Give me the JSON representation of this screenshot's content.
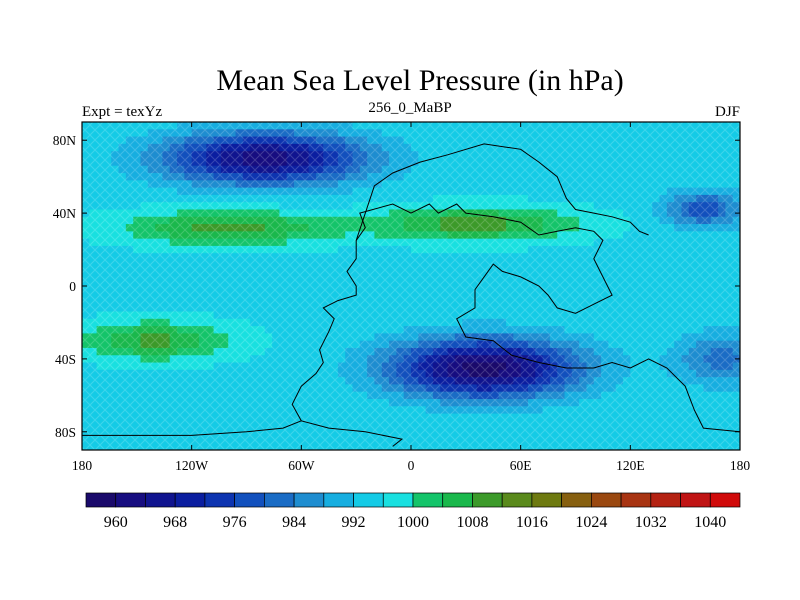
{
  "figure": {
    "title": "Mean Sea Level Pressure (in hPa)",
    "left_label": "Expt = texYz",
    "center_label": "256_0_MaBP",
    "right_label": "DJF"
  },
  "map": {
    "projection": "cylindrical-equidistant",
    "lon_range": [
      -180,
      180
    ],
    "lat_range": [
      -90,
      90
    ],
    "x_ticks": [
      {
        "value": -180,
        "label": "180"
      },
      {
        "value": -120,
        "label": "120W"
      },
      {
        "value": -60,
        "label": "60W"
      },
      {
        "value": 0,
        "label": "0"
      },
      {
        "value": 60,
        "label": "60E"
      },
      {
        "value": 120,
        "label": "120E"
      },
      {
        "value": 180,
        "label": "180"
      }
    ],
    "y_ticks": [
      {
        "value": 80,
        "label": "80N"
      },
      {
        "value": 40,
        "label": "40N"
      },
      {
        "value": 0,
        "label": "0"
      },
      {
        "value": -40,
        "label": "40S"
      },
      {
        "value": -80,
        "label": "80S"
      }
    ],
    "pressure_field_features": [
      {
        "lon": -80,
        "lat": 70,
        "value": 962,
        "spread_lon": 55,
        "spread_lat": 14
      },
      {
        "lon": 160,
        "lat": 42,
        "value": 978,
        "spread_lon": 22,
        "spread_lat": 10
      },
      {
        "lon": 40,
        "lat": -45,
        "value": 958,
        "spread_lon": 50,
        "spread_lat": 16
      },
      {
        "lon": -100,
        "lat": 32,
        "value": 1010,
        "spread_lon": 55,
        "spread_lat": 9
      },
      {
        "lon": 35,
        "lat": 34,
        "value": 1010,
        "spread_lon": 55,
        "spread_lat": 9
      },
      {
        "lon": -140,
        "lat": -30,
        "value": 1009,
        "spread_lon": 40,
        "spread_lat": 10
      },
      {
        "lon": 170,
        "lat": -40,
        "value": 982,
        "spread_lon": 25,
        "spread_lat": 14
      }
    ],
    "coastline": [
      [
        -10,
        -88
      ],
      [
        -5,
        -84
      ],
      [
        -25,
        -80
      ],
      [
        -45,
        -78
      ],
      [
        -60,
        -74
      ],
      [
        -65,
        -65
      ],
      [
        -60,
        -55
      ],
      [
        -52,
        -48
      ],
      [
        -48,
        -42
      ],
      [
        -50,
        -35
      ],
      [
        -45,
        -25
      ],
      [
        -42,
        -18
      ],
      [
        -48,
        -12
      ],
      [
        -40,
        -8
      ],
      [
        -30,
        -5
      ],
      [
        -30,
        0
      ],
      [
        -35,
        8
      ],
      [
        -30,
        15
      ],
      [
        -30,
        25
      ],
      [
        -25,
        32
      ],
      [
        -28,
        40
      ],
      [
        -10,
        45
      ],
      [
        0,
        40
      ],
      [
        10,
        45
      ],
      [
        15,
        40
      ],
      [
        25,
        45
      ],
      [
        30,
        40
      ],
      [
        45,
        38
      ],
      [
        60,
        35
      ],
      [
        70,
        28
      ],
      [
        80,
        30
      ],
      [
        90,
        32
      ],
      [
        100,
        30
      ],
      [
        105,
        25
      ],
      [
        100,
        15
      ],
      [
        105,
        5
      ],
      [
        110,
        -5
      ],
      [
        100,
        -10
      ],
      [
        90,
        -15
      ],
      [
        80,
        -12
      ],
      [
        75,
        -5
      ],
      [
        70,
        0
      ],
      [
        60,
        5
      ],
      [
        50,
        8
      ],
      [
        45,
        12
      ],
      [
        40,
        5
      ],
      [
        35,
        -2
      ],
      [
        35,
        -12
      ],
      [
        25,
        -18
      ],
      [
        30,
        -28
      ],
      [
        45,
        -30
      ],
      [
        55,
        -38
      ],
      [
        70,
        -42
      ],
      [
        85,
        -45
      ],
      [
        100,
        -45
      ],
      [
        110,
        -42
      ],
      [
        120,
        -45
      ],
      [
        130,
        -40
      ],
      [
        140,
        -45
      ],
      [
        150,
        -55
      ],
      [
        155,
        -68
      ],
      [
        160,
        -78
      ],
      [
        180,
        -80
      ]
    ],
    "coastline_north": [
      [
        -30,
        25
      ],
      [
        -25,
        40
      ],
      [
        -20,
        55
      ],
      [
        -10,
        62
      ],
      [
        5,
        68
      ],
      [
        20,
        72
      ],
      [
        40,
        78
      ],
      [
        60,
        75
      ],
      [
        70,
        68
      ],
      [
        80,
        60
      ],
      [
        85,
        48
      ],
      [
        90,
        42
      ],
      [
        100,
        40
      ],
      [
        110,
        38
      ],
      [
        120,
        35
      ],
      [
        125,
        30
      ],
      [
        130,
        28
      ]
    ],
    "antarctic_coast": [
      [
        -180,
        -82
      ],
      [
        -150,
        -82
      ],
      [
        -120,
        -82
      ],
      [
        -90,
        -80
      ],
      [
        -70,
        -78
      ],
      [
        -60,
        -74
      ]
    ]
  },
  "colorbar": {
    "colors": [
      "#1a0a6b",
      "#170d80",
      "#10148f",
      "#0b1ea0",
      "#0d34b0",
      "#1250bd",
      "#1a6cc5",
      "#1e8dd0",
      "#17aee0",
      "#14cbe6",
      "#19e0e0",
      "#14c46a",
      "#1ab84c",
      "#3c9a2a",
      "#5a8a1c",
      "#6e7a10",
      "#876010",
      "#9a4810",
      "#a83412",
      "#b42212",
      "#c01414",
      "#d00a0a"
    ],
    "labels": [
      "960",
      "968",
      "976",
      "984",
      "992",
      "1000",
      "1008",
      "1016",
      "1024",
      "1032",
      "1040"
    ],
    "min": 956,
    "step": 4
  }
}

---

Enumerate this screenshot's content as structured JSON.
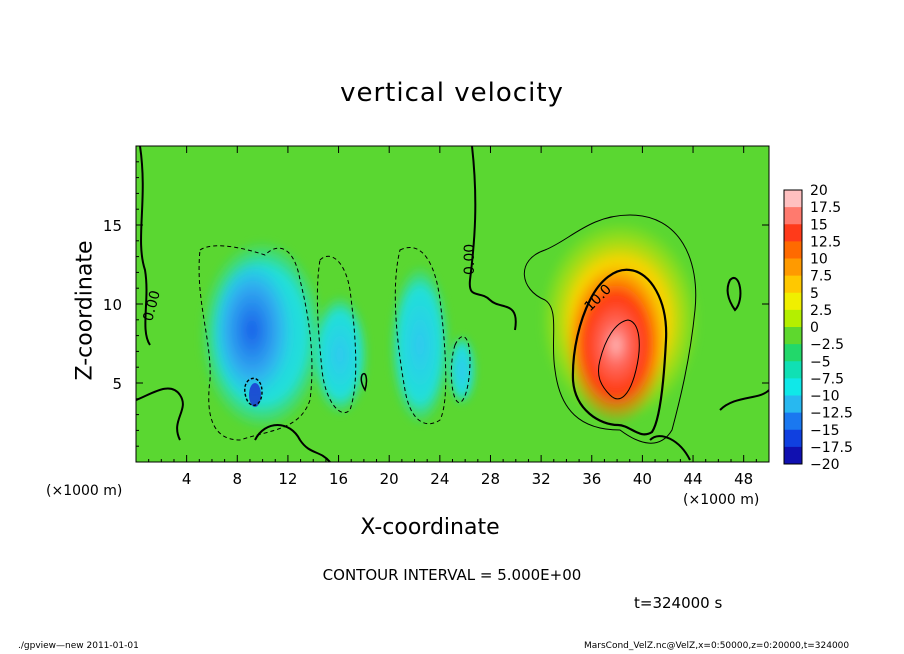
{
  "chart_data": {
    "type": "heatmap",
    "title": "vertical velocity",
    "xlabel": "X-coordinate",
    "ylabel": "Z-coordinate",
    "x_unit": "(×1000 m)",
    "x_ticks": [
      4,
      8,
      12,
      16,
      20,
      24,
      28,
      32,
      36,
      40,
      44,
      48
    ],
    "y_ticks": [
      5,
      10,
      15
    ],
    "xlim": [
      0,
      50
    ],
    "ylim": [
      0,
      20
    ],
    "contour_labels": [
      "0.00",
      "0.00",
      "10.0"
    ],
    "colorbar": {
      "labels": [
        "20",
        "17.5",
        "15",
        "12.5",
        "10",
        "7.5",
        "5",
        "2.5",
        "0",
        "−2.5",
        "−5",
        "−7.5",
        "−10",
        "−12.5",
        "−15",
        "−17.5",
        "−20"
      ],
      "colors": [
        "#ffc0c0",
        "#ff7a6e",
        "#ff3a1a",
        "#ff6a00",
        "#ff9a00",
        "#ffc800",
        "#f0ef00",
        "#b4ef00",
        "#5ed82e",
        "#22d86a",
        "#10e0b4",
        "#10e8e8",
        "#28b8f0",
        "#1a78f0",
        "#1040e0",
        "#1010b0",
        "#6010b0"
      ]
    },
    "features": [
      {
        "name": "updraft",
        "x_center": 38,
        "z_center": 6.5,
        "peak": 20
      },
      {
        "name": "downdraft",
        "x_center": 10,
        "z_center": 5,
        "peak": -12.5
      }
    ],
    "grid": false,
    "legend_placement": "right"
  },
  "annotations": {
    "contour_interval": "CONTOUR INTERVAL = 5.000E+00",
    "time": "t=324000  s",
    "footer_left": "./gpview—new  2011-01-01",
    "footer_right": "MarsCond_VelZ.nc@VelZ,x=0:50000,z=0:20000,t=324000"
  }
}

- **Instruction**
A single figure is required: the number of lines above in which the word "content" occurs.

- **Reply**
2